## Begin

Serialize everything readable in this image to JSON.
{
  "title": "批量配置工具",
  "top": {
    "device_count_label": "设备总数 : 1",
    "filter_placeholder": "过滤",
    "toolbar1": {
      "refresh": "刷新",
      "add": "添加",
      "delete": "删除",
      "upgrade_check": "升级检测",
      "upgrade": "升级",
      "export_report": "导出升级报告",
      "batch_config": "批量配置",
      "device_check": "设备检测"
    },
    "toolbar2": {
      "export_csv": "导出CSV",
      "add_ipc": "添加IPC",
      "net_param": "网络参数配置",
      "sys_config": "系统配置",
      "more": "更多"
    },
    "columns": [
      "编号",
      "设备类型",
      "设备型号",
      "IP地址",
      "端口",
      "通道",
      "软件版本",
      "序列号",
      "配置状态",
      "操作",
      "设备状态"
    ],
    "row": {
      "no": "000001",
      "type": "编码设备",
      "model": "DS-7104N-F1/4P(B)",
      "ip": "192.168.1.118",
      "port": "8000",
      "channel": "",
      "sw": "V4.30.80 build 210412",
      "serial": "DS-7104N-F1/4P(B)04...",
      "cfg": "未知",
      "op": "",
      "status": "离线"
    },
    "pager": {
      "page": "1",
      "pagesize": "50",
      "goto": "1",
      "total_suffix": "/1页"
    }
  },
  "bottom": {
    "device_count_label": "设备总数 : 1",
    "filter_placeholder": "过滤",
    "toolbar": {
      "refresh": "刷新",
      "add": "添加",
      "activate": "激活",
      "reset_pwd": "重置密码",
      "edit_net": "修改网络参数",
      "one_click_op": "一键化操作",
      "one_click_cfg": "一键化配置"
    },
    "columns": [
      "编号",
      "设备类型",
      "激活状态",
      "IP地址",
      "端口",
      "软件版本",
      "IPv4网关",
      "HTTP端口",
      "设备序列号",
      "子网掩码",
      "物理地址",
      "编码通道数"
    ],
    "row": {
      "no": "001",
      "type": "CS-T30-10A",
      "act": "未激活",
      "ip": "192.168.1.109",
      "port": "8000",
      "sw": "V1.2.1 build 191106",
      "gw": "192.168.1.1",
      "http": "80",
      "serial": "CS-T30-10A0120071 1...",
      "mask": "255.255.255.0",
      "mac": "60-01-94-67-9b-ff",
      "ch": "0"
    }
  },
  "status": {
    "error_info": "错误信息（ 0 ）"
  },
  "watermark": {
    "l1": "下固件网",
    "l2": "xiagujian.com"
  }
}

## End

**What this task involves:** Word for word, extract all the records.

**Task answer:**
Serialize everything readable in this image to JSON.
{
  "title": "批量配置工具",
  "top": {
    "device_count_label": "设备总数 : 1",
    "filter_placeholder": "过滤",
    "toolbar1": {
      "refresh": "刷新",
      "add": "添加",
      "delete": "删除",
      "upgrade_check": "升级检测",
      "upgrade": "升级",
      "export_report": "导出升级报告",
      "batch_config": "批量配置",
      "device_check": "设备检测"
    },
    "toolbar2": {
      "export_csv": "导出CSV",
      "add_ipc": "添加IPC",
      "net_param": "网络参数配置",
      "sys_config": "系统配置",
      "more": "更多"
    },
    "columns": [
      "编号",
      "设备类型",
      "设备型号",
      "IP地址",
      "端口",
      "通道",
      "软件版本",
      "序列号",
      "配置状态",
      "操作",
      "设备状态"
    ],
    "row": {
      "no": "000001",
      "type": "编码设备",
      "model": "DS-7104N-F1/4P(B)",
      "ip": "192.168.1.118",
      "port": "8000",
      "channel": "",
      "sw": "V4.30.80 build 210412",
      "serial": "DS-7104N-F1/4P(B)04...",
      "cfg": "未知",
      "op": "",
      "status": "离线"
    },
    "pager": {
      "page": "1",
      "pagesize": "50",
      "goto": "1",
      "total_suffix": "/1页"
    }
  },
  "bottom": {
    "device_count_label": "设备总数 : 1",
    "filter_placeholder": "过滤",
    "toolbar": {
      "refresh": "刷新",
      "add": "添加",
      "activate": "激活",
      "reset_pwd": "重置密码",
      "edit_net": "修改网络参数",
      "one_click_op": "一键化操作",
      "one_click_cfg": "一键化配置"
    },
    "columns": [
      "编号",
      "设备类型",
      "激活状态",
      "IP地址",
      "端口",
      "软件版本",
      "IPv4网关",
      "HTTP端口",
      "设备序列号",
      "子网掩码",
      "物理地址",
      "编码通道数"
    ],
    "row": {
      "no": "001",
      "type": "CS-T30-10A",
      "act": "未激活",
      "ip": "192.168.1.109",
      "port": "8000",
      "sw": "V1.2.1 build 191106",
      "gw": "192.168.1.1",
      "http": "80",
      "serial": "CS-T30-10A0120071 1...",
      "mask": "255.255.255.0",
      "mac": "60-01-94-67-9b-ff",
      "ch": "0"
    }
  },
  "status": {
    "error_info": "错误信息（ 0 ）"
  },
  "watermark": {
    "l1": "下固件网",
    "l2": "xiagujian.com"
  }
}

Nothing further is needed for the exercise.